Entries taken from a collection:

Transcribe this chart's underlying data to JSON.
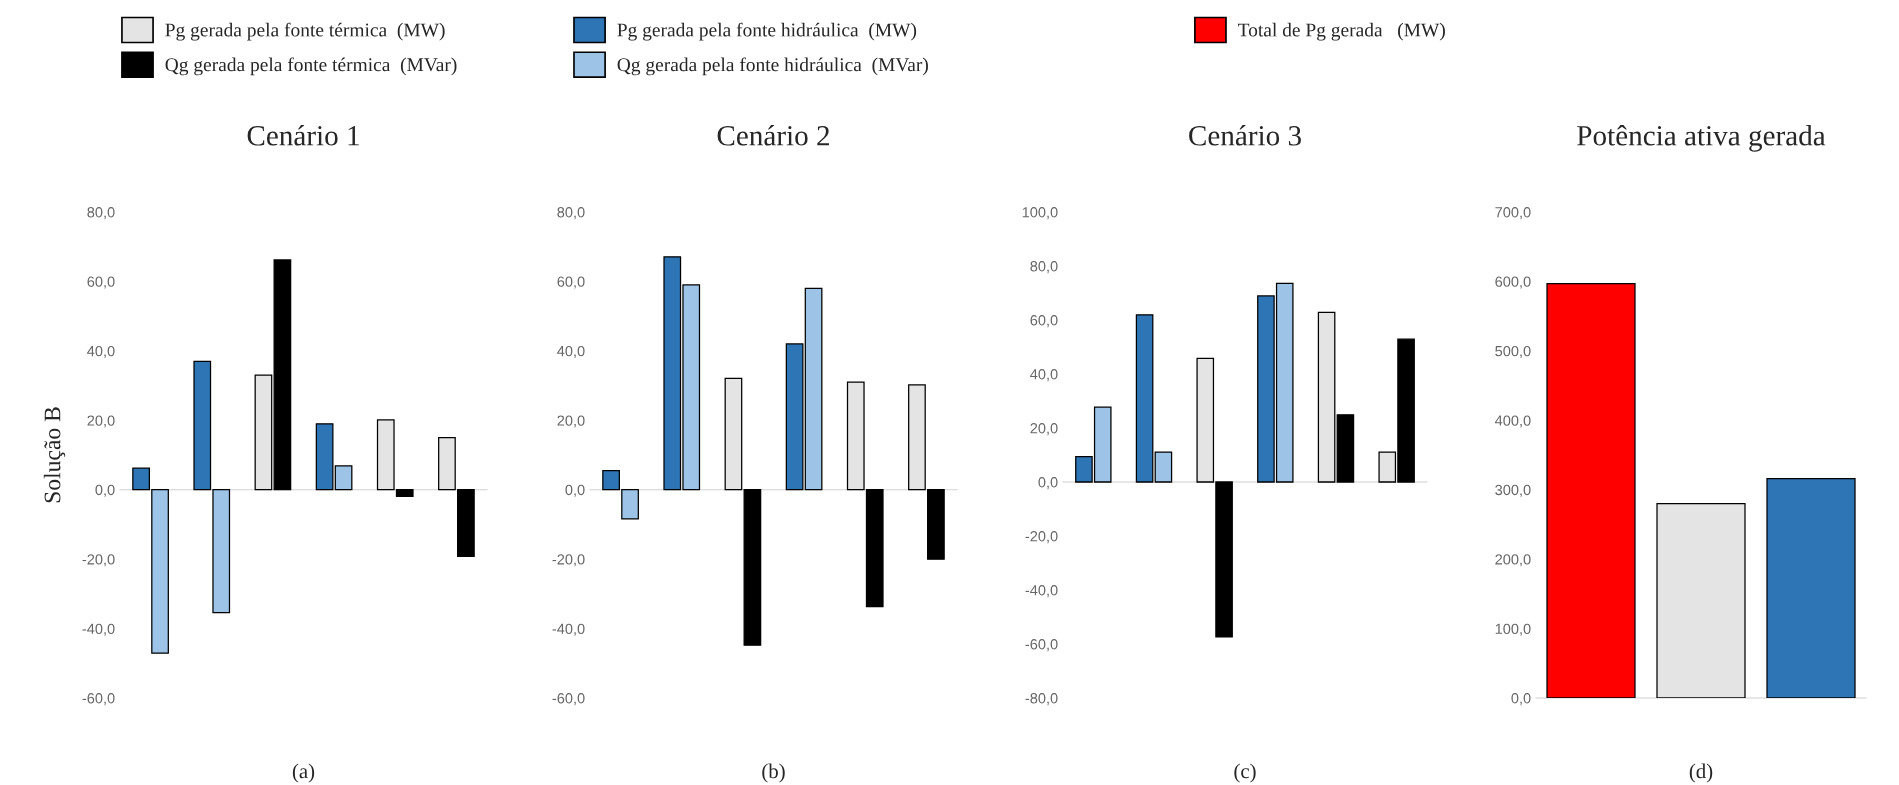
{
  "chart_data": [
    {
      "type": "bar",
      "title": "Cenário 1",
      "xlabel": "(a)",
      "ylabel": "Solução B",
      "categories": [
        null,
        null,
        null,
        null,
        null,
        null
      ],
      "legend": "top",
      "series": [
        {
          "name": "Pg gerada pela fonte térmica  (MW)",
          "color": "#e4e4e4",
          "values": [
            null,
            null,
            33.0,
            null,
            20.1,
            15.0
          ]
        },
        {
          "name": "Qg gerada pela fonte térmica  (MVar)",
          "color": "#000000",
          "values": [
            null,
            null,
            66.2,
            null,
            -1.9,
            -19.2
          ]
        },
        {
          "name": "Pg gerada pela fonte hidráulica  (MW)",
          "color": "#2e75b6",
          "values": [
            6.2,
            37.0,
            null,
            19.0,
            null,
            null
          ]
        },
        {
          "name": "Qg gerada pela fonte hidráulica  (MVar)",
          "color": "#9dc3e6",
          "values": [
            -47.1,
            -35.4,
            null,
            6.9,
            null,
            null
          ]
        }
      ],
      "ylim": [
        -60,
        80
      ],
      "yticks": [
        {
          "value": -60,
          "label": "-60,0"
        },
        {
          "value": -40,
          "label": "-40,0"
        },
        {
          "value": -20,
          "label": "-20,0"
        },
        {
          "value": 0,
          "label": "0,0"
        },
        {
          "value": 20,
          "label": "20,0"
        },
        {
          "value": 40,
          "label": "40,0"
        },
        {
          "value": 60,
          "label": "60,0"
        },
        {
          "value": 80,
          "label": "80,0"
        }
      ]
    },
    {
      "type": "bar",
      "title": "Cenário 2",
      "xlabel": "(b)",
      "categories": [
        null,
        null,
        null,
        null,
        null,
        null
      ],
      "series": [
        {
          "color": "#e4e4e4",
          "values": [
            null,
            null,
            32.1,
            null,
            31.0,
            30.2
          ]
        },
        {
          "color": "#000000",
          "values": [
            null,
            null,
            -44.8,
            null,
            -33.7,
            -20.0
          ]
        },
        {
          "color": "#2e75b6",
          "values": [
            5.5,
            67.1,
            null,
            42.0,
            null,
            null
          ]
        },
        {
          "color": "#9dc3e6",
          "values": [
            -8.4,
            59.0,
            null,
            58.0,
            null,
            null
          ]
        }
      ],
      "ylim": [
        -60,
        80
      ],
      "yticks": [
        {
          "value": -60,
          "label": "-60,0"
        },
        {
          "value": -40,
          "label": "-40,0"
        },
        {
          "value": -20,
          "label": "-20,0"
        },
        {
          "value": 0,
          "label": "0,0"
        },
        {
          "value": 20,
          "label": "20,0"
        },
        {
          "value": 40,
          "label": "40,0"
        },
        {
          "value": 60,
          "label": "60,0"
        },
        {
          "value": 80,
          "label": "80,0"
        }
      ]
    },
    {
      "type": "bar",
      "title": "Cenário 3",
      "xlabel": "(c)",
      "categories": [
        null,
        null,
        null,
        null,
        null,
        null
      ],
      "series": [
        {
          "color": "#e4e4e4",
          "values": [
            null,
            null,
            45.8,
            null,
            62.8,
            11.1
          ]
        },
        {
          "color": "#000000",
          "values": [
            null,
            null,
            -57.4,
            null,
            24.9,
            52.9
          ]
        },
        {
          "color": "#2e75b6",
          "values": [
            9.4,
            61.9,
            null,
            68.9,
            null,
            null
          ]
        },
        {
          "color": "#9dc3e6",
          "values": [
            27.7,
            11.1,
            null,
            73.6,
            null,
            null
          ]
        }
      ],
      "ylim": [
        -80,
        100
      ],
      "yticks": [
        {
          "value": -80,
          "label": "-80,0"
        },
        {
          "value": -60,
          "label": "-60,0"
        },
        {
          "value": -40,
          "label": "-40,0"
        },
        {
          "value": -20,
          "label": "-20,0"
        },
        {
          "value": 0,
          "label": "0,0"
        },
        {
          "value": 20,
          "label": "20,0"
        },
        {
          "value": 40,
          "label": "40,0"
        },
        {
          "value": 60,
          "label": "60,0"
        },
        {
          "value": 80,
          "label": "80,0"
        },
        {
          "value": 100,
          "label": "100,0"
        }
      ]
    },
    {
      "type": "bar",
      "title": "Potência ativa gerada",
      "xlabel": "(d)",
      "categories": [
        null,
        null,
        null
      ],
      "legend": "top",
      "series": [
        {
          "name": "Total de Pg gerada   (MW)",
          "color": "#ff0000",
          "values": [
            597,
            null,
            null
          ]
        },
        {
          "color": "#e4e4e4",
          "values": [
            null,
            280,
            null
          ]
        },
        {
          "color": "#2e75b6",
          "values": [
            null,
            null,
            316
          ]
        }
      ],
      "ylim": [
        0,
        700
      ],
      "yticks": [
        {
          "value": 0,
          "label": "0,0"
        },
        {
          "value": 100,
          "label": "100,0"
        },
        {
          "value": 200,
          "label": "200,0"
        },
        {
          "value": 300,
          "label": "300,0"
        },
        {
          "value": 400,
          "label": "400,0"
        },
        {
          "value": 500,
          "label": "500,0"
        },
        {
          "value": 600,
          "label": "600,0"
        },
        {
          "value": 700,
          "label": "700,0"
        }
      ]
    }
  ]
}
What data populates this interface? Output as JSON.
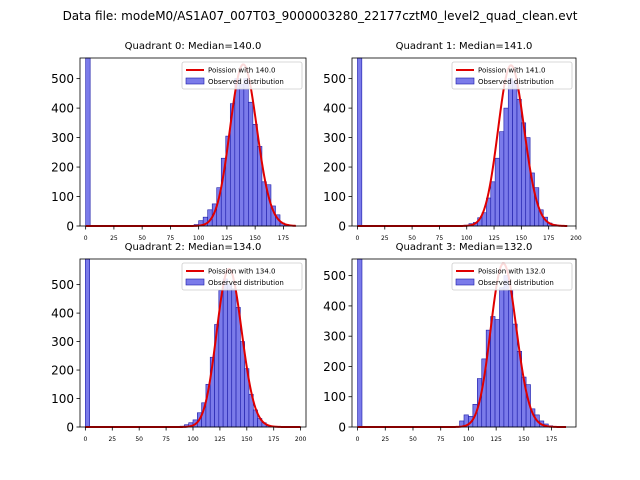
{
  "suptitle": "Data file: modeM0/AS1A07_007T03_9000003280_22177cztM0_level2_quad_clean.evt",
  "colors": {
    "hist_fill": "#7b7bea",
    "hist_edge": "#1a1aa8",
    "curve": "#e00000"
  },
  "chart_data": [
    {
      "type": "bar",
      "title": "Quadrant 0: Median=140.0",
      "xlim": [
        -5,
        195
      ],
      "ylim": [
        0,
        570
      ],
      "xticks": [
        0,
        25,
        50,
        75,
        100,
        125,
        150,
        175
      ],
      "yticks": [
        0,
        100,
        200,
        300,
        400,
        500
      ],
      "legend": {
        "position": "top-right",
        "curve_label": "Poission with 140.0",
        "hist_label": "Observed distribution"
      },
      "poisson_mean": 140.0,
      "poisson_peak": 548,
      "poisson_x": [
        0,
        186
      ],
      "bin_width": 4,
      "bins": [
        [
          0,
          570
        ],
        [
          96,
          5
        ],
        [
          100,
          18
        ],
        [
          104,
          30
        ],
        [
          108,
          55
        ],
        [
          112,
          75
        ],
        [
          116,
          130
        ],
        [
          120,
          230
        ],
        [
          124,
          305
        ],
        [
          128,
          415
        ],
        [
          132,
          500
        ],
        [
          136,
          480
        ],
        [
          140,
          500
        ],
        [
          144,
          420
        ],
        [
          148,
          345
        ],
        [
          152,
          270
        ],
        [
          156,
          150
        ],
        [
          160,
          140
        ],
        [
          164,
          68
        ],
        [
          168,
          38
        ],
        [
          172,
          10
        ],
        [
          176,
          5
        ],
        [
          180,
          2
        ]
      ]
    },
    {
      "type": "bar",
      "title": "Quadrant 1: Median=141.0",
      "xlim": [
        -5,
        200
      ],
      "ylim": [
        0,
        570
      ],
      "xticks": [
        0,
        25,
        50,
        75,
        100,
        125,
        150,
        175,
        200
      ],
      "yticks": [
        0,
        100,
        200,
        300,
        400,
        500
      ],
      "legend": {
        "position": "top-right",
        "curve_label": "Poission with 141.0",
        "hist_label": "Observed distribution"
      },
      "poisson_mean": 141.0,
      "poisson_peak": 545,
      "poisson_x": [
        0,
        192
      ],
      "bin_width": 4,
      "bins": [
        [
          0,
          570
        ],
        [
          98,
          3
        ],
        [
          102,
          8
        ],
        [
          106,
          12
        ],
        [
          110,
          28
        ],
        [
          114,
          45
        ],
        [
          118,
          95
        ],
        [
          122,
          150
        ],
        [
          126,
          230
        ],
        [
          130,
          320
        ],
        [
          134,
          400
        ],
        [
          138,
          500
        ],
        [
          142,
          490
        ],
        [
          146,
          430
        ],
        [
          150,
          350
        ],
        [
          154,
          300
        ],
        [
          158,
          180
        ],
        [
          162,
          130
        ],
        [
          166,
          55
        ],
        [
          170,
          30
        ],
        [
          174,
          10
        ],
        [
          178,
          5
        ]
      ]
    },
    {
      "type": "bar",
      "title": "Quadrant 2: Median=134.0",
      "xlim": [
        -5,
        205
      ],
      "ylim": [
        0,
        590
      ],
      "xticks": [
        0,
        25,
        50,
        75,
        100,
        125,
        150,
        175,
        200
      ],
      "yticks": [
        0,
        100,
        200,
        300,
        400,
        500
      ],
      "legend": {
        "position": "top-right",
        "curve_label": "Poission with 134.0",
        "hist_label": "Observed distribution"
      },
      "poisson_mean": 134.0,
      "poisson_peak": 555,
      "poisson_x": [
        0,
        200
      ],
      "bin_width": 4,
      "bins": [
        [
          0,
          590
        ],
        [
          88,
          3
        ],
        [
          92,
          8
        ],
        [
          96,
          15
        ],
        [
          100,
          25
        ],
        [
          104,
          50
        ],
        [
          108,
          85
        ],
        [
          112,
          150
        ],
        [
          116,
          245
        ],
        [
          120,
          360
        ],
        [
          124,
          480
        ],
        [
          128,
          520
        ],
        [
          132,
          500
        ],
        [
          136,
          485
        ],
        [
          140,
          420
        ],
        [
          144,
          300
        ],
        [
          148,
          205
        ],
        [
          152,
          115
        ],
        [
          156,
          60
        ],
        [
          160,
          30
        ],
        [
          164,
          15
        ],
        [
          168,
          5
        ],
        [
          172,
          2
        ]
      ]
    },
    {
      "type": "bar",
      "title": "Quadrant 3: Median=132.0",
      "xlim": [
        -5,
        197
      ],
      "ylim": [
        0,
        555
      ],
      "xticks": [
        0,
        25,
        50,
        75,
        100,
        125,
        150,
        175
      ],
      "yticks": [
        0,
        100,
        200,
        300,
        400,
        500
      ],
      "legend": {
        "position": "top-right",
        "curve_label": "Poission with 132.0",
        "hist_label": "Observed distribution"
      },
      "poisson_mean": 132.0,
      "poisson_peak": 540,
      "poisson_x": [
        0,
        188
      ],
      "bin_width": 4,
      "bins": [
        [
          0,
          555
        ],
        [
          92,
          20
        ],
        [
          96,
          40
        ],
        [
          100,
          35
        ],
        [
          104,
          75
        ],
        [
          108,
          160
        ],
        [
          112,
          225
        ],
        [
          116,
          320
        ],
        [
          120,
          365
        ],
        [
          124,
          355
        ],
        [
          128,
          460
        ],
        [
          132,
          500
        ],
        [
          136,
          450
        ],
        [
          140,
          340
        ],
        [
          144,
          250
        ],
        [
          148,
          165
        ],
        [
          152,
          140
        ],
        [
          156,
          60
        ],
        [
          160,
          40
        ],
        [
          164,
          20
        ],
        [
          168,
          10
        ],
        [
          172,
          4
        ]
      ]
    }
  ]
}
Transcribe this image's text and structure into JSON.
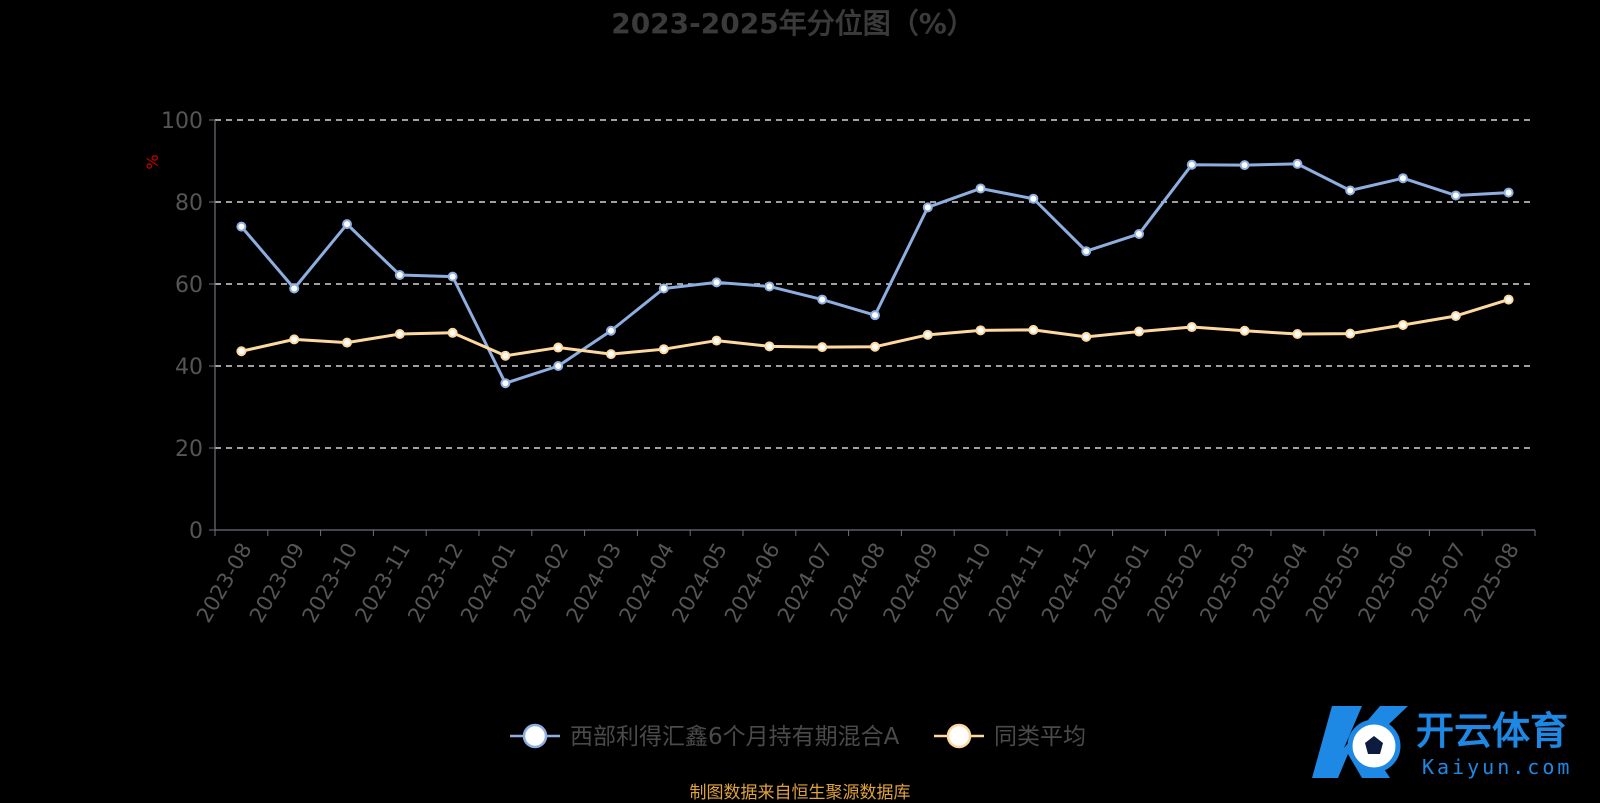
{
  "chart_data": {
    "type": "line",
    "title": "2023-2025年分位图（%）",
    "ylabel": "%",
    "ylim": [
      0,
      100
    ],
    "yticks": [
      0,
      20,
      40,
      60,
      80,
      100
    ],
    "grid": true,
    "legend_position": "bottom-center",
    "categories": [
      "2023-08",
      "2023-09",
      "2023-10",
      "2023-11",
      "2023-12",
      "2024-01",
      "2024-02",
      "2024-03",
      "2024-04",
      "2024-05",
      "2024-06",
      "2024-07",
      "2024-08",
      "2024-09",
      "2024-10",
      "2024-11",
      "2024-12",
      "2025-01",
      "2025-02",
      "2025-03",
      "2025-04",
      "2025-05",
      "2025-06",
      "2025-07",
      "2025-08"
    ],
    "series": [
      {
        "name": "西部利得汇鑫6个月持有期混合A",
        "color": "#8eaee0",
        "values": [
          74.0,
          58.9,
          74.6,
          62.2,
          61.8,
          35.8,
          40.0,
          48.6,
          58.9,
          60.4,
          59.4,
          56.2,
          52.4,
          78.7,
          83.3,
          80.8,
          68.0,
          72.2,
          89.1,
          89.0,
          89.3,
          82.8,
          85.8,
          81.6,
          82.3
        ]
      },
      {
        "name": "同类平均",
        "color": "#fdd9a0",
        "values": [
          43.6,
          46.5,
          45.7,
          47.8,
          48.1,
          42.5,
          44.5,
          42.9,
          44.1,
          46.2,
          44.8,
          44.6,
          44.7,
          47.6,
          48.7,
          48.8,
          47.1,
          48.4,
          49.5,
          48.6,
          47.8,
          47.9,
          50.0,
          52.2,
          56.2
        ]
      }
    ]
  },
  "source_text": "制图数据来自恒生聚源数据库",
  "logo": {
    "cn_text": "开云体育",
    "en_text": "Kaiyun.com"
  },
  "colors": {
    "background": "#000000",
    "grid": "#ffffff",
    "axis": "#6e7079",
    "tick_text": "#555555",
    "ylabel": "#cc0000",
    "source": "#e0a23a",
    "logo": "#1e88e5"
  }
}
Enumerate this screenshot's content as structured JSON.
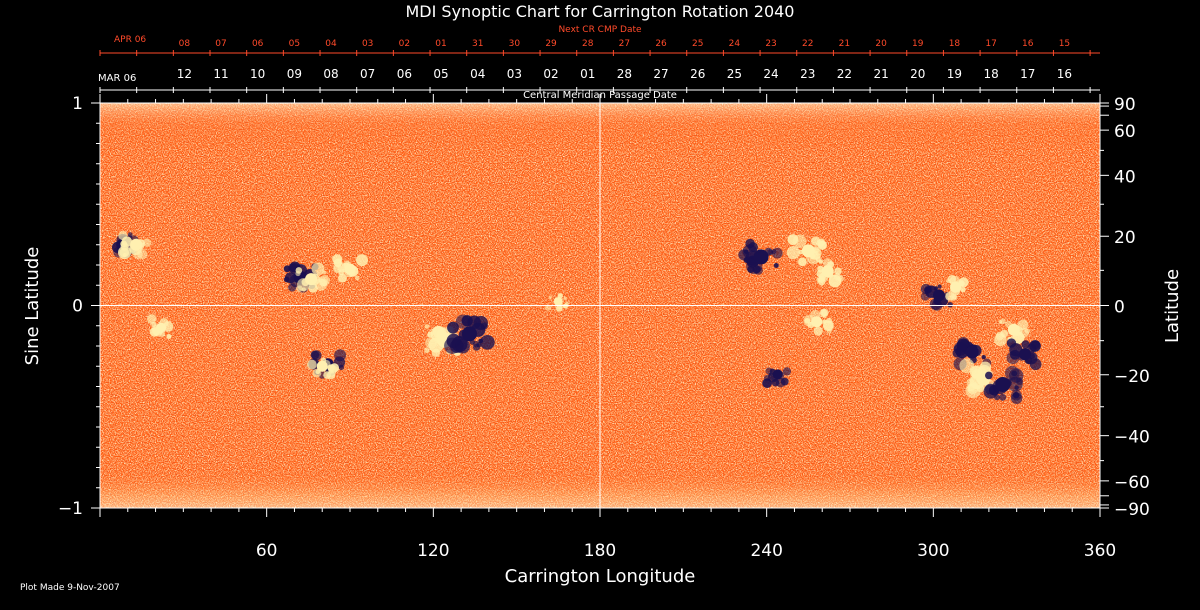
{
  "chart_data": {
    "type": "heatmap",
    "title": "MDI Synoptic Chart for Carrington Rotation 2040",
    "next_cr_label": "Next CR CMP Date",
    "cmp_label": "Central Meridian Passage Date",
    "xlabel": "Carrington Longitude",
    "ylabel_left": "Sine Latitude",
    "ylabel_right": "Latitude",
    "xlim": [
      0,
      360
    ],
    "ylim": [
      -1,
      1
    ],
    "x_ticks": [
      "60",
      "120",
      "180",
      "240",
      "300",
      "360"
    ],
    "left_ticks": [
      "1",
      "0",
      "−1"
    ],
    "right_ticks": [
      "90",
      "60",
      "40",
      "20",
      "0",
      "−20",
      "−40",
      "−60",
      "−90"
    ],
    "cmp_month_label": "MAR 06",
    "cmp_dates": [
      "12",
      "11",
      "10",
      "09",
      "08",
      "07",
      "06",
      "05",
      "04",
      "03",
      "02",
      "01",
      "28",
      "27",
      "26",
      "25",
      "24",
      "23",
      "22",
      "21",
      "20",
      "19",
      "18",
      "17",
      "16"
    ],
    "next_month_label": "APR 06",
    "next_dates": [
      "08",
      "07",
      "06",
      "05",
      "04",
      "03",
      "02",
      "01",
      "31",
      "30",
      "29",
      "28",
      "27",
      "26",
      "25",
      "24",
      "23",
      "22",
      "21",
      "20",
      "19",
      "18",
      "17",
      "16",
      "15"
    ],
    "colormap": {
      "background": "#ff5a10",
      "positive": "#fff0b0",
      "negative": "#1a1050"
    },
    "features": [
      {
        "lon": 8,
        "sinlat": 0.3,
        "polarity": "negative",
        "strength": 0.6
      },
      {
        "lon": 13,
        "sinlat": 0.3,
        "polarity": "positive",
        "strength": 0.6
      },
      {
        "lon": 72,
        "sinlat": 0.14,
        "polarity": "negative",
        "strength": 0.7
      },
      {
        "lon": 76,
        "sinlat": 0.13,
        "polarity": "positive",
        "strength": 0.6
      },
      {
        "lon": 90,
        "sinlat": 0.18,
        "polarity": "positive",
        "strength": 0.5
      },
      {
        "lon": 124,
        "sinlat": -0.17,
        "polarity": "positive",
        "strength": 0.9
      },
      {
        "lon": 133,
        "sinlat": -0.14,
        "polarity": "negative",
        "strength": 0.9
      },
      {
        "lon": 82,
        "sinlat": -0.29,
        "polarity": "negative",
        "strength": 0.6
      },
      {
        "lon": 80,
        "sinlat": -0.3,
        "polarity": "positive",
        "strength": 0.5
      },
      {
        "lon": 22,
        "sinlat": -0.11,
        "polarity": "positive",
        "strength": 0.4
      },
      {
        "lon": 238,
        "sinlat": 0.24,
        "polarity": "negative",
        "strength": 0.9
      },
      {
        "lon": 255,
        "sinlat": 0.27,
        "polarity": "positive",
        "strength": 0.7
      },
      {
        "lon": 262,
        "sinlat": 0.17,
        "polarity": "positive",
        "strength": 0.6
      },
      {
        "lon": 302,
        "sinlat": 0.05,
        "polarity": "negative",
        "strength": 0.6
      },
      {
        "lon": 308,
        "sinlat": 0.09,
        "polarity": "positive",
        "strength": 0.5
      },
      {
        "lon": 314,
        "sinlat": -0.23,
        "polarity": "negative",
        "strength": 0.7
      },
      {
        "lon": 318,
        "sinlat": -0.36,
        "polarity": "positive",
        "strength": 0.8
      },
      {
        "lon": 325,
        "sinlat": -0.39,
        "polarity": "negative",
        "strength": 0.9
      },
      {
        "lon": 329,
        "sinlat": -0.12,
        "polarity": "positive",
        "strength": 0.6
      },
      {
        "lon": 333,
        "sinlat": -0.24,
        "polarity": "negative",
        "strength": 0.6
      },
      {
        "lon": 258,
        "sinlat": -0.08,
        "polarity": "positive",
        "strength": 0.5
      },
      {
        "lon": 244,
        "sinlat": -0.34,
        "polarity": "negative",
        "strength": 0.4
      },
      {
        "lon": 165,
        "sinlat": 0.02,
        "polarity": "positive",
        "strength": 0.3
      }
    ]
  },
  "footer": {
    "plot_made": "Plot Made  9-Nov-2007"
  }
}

Problem details: Pull every line containing the word "name" out of the material and copy it.

Task solution:
          "name": "Pg gerada pela fonte térmica  (MW)",
          "name": "Qg gerada pela fonte térmica  (MVar)",
          "name": "Pg gerada pela fonte hidráulica  (MW)",
          "name": "Qg gerada pela fonte hidráulica  (MVar)",
          "name": "Total de Pg gerada   (MW)",
        "name": "西部利得汇鑫6个月持有期混合A",
        "name": "同类平均",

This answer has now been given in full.